[A run of records]
········

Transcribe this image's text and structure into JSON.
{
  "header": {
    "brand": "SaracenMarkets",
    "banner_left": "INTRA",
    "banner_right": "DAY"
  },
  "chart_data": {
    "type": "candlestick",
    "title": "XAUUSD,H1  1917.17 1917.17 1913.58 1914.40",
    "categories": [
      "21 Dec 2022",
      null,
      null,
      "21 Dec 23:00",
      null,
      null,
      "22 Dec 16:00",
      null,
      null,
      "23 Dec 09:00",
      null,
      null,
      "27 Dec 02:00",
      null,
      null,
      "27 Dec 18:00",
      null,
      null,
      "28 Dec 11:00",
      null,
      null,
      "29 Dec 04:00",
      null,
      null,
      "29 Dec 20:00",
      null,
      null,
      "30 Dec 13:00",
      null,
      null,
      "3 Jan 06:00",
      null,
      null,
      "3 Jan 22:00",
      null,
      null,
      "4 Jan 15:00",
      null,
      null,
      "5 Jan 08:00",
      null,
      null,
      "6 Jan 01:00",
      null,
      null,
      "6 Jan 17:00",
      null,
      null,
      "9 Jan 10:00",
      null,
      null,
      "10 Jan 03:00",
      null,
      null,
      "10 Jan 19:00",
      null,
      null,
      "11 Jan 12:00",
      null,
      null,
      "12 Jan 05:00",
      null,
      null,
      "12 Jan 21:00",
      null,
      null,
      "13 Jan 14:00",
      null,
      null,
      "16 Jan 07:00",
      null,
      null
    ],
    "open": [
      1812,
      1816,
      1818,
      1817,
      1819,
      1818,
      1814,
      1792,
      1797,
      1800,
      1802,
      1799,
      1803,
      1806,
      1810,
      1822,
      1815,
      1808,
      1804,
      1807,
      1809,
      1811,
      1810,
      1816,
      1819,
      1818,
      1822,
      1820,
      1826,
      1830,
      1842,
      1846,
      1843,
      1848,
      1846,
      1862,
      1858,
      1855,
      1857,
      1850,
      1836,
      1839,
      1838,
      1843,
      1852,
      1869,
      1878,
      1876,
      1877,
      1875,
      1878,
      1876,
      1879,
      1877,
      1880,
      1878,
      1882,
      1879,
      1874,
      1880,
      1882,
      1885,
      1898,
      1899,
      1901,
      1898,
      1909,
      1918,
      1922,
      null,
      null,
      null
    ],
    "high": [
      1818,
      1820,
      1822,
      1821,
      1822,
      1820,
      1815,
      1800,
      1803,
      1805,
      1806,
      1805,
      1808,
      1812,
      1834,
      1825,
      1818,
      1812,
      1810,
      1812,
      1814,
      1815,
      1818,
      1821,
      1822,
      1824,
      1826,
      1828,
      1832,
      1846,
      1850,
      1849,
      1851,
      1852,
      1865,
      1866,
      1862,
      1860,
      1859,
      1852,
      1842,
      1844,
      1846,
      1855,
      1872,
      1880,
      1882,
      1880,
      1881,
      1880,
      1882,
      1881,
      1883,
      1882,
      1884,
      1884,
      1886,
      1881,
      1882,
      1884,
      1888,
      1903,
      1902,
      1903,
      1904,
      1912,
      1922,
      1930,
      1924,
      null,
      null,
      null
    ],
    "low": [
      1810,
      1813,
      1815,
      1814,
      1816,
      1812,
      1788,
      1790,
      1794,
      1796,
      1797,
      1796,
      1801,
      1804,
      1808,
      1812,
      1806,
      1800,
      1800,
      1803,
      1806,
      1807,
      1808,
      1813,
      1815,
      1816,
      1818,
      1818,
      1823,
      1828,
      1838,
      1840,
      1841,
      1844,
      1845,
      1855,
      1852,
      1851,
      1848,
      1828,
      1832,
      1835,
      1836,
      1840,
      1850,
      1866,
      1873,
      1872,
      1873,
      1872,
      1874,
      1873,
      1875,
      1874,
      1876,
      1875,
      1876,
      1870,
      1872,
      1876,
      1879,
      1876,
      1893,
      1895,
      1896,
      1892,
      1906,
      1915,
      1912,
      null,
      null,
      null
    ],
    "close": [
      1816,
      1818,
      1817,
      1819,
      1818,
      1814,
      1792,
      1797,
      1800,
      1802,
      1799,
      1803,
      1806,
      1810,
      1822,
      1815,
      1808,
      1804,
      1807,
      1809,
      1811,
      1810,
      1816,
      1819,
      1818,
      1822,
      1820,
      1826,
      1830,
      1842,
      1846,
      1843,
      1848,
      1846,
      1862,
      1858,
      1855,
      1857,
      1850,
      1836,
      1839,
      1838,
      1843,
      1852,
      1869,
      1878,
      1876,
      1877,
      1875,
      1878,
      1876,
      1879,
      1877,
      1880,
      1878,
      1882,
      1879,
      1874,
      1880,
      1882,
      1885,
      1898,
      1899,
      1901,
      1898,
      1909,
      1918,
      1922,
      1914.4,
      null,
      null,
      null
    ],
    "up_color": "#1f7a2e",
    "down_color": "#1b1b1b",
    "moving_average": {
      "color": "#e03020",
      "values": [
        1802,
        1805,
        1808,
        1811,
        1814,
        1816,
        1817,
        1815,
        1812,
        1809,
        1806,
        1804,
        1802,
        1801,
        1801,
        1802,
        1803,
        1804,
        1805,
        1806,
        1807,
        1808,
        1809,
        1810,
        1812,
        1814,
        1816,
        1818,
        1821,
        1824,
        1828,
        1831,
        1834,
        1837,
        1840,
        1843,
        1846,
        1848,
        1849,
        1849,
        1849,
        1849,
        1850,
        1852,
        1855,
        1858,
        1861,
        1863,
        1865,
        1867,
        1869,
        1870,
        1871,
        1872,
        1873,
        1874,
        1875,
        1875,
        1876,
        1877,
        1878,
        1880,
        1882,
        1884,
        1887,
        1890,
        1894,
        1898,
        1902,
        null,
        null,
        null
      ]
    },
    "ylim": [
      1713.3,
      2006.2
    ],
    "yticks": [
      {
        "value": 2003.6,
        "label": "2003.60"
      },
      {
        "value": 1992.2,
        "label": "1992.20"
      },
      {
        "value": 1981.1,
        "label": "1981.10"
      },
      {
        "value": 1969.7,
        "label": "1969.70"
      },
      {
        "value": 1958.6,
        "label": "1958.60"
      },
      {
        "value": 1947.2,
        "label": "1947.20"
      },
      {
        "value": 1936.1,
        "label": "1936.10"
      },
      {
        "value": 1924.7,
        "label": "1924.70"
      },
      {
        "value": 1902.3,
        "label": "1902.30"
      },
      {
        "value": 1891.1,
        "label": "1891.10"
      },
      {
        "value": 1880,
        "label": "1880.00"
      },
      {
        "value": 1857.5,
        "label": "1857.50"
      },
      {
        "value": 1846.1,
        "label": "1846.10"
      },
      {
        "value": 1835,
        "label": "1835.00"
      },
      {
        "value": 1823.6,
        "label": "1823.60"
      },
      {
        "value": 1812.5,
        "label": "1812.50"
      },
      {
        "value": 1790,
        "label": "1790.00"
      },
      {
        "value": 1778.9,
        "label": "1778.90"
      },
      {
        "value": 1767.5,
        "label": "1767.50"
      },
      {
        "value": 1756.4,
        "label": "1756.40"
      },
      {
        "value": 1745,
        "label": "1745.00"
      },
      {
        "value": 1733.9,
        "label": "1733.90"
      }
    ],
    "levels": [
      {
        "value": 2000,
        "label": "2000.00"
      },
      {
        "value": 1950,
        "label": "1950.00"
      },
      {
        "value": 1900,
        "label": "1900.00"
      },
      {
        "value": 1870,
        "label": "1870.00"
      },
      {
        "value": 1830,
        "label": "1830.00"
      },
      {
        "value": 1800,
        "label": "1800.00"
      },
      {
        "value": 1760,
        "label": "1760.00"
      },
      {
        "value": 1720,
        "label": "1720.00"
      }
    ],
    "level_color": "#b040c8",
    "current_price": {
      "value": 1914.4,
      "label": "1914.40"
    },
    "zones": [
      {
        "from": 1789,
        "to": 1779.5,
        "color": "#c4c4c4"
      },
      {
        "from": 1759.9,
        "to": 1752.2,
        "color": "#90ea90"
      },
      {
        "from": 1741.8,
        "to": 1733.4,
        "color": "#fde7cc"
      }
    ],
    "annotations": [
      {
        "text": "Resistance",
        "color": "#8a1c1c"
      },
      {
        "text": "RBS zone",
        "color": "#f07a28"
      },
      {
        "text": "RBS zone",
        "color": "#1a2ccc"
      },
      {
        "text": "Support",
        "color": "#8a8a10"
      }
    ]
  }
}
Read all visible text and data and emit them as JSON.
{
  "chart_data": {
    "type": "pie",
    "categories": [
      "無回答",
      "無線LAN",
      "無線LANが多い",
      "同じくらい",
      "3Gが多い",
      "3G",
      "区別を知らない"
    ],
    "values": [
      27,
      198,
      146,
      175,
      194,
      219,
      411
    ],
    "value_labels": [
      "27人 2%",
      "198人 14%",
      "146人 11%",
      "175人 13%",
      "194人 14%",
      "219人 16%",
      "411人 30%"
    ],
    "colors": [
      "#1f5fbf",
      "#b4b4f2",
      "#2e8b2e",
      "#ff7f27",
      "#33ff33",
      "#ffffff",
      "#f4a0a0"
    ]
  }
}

········

Task brief:
From the line holding "Read all visible" to the last line of the records, quote each line exactly and add nothing.

Solved exercise:
Read all visible text and data and emit them as JSON.
{
  "chart_data": {
    "type": "pie",
    "categories": [
      "無回答",
      "無線LAN",
      "無線LANが多い",
      "同じくらい",
      "3Gが多い",
      "3G",
      "区別を知らない"
    ],
    "values": [
      27,
      198,
      146,
      175,
      194,
      219,
      411
    ],
    "value_labels": [
      "27人 2%",
      "198人 14%",
      "146人 11%",
      "175人 13%",
      "194人 14%",
      "219人 16%",
      "411人 30%"
    ],
    "colors": [
      "#1f5fbf",
      "#b4b4f2",
      "#2e8b2e",
      "#ff7f27",
      "#33ff33",
      "#ffffff",
      "#f4a0a0"
    ]
  }
}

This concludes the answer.